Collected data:

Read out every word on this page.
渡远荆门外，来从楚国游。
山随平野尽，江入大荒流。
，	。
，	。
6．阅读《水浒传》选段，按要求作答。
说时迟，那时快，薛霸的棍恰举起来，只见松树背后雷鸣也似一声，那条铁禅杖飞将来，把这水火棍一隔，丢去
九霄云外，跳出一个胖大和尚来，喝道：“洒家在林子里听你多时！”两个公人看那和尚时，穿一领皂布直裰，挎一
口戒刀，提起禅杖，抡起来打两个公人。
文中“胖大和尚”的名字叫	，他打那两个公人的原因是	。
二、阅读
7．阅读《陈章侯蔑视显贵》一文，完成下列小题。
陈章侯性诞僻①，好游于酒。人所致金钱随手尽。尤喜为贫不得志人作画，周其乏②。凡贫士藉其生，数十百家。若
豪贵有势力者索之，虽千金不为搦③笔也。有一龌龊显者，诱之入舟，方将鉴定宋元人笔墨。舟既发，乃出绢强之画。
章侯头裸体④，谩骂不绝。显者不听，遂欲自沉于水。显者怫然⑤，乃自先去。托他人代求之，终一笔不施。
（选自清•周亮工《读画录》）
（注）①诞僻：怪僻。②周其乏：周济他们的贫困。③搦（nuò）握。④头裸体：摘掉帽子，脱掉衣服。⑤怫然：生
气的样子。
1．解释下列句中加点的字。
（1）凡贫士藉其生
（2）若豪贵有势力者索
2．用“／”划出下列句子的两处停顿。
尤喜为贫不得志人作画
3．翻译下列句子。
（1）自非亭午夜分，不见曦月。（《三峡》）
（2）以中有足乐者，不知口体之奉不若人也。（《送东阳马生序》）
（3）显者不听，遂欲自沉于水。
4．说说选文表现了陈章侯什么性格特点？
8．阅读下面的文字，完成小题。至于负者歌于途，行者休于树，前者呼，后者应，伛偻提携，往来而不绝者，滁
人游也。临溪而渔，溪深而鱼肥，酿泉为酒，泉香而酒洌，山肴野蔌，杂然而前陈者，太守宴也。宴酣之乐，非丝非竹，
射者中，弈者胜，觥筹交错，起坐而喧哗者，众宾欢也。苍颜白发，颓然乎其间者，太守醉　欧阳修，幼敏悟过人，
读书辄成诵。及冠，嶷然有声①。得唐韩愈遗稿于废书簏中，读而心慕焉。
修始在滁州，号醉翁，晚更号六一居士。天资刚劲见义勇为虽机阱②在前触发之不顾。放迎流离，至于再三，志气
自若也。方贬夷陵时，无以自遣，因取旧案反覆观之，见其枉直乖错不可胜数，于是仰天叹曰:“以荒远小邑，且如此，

GOAL: Search the lines for the string "尤喜为贫不得志人作画" and copy every line that has it.

FINAL RESULT:
陈章侯性诞僻①，好游于酒。人所致金钱随手尽。尤喜为贫不得志人作画，周其乏②。凡贫士藉其生，数十百家。若
尤喜为贫不得志人作画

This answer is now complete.